Print all records exactly, leaving nothing out.
──────── Material for this task ────────
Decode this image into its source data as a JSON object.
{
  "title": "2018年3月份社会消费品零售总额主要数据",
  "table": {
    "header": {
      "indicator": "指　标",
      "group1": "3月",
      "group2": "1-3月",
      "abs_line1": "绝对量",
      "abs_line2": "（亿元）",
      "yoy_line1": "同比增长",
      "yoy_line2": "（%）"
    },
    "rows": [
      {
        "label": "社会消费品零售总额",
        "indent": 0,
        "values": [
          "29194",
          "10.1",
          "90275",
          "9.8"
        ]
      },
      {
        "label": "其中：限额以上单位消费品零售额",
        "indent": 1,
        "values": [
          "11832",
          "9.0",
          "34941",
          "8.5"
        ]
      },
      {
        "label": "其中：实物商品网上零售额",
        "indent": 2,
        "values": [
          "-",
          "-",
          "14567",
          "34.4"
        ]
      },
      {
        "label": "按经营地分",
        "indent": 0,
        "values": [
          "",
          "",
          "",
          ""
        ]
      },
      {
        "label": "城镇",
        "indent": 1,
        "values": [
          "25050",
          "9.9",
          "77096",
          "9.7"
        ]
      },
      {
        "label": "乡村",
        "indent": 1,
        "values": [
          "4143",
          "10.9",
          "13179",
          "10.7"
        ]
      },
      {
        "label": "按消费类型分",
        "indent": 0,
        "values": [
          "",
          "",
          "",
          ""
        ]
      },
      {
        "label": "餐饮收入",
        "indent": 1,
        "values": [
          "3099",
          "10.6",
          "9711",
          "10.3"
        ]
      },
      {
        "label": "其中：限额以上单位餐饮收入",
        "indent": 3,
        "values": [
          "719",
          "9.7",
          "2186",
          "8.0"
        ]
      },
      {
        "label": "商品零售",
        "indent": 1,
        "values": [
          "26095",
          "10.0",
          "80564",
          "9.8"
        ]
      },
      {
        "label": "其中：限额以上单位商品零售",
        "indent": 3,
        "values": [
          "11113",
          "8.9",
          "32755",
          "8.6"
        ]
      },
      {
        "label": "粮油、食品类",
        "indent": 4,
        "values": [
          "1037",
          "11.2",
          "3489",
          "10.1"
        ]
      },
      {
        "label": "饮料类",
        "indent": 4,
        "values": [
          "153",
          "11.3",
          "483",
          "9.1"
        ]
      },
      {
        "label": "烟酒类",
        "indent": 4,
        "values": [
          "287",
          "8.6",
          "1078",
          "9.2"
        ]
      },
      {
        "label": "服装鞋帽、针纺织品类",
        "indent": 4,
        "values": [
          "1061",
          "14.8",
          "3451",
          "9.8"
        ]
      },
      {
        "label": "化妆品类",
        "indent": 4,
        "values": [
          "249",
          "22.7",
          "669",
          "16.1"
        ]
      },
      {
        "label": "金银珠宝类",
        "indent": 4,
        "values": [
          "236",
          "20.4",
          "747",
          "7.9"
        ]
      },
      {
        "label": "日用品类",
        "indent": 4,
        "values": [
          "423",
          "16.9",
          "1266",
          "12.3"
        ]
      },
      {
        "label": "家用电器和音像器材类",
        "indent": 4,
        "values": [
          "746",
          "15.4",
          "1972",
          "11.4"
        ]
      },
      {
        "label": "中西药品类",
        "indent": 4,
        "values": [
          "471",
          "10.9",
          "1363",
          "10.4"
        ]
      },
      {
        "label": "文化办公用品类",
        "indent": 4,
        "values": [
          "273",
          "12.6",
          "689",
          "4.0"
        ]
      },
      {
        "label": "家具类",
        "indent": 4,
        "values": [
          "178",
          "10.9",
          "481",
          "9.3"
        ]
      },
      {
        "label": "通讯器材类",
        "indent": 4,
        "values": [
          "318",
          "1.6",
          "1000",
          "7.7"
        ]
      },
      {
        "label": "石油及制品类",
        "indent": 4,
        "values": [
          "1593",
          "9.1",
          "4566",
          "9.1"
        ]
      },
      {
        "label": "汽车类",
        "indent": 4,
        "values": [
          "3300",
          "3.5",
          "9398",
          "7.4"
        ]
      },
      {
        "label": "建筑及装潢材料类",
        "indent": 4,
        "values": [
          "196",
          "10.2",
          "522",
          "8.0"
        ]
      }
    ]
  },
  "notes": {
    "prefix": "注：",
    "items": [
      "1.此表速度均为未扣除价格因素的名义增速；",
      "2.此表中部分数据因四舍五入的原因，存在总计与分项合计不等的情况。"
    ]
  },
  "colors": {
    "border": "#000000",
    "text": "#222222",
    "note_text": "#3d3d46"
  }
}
────────
■ Written solution ■
Decode this image into its source data as a JSON object.
{
  "title": "2018年3月份社会消费品零售总额主要数据",
  "table": {
    "header": {
      "indicator": "指　标",
      "group1": "3月",
      "group2": "1-3月",
      "abs_line1": "绝对量",
      "abs_line2": "（亿元）",
      "yoy_line1": "同比增长",
      "yoy_line2": "（%）"
    },
    "rows": [
      {
        "label": "社会消费品零售总额",
        "indent": 0,
        "values": [
          "29194",
          "10.1",
          "90275",
          "9.8"
        ]
      },
      {
        "label": "其中：限额以上单位消费品零售额",
        "indent": 1,
        "values": [
          "11832",
          "9.0",
          "34941",
          "8.5"
        ]
      },
      {
        "label": "其中：实物商品网上零售额",
        "indent": 2,
        "values": [
          "-",
          "-",
          "14567",
          "34.4"
        ]
      },
      {
        "label": "按经营地分",
        "indent": 0,
        "values": [
          "",
          "",
          "",
          ""
        ]
      },
      {
        "label": "城镇",
        "indent": 1,
        "values": [
          "25050",
          "9.9",
          "77096",
          "9.7"
        ]
      },
      {
        "label": "乡村",
        "indent": 1,
        "values": [
          "4143",
          "10.9",
          "13179",
          "10.7"
        ]
      },
      {
        "label": "按消费类型分",
        "indent": 0,
        "values": [
          "",
          "",
          "",
          ""
        ]
      },
      {
        "label": "餐饮收入",
        "indent": 1,
        "values": [
          "3099",
          "10.6",
          "9711",
          "10.3"
        ]
      },
      {
        "label": "其中：限额以上单位餐饮收入",
        "indent": 3,
        "values": [
          "719",
          "9.7",
          "2186",
          "8.0"
        ]
      },
      {
        "label": "商品零售",
        "indent": 1,
        "values": [
          "26095",
          "10.0",
          "80564",
          "9.8"
        ]
      },
      {
        "label": "其中：限额以上单位商品零售",
        "indent": 3,
        "values": [
          "11113",
          "8.9",
          "32755",
          "8.6"
        ]
      },
      {
        "label": "粮油、食品类",
        "indent": 4,
        "values": [
          "1037",
          "11.2",
          "3489",
          "10.1"
        ]
      },
      {
        "label": "饮料类",
        "indent": 4,
        "values": [
          "153",
          "11.3",
          "483",
          "9.1"
        ]
      },
      {
        "label": "烟酒类",
        "indent": 4,
        "values": [
          "287",
          "8.6",
          "1078",
          "9.2"
        ]
      },
      {
        "label": "服装鞋帽、针纺织品类",
        "indent": 4,
        "values": [
          "1061",
          "14.8",
          "3451",
          "9.8"
        ]
      },
      {
        "label": "化妆品类",
        "indent": 4,
        "values": [
          "249",
          "22.7",
          "669",
          "16.1"
        ]
      },
      {
        "label": "金银珠宝类",
        "indent": 4,
        "values": [
          "236",
          "20.4",
          "747",
          "7.9"
        ]
      },
      {
        "label": "日用品类",
        "indent": 4,
        "values": [
          "423",
          "16.9",
          "1266",
          "12.3"
        ]
      },
      {
        "label": "家用电器和音像器材类",
        "indent": 4,
        "values": [
          "746",
          "15.4",
          "1972",
          "11.4"
        ]
      },
      {
        "label": "中西药品类",
        "indent": 4,
        "values": [
          "471",
          "10.9",
          "1363",
          "10.4"
        ]
      },
      {
        "label": "文化办公用品类",
        "indent": 4,
        "values": [
          "273",
          "12.6",
          "689",
          "4.0"
        ]
      },
      {
        "label": "家具类",
        "indent": 4,
        "values": [
          "178",
          "10.9",
          "481",
          "9.3"
        ]
      },
      {
        "label": "通讯器材类",
        "indent": 4,
        "values": [
          "318",
          "1.6",
          "1000",
          "7.7"
        ]
      },
      {
        "label": "石油及制品类",
        "indent": 4,
        "values": [
          "1593",
          "9.1",
          "4566",
          "9.1"
        ]
      },
      {
        "label": "汽车类",
        "indent": 4,
        "values": [
          "3300",
          "3.5",
          "9398",
          "7.4"
        ]
      },
      {
        "label": "建筑及装潢材料类",
        "indent": 4,
        "values": [
          "196",
          "10.2",
          "522",
          "8.0"
        ]
      }
    ]
  },
  "notes": {
    "prefix": "注：",
    "items": [
      "1.此表速度均为未扣除价格因素的名义增速；",
      "2.此表中部分数据因四舍五入的原因，存在总计与分项合计不等的情况。"
    ]
  },
  "colors": {
    "border": "#000000",
    "text": "#222222",
    "note_text": "#3d3d46"
  }
}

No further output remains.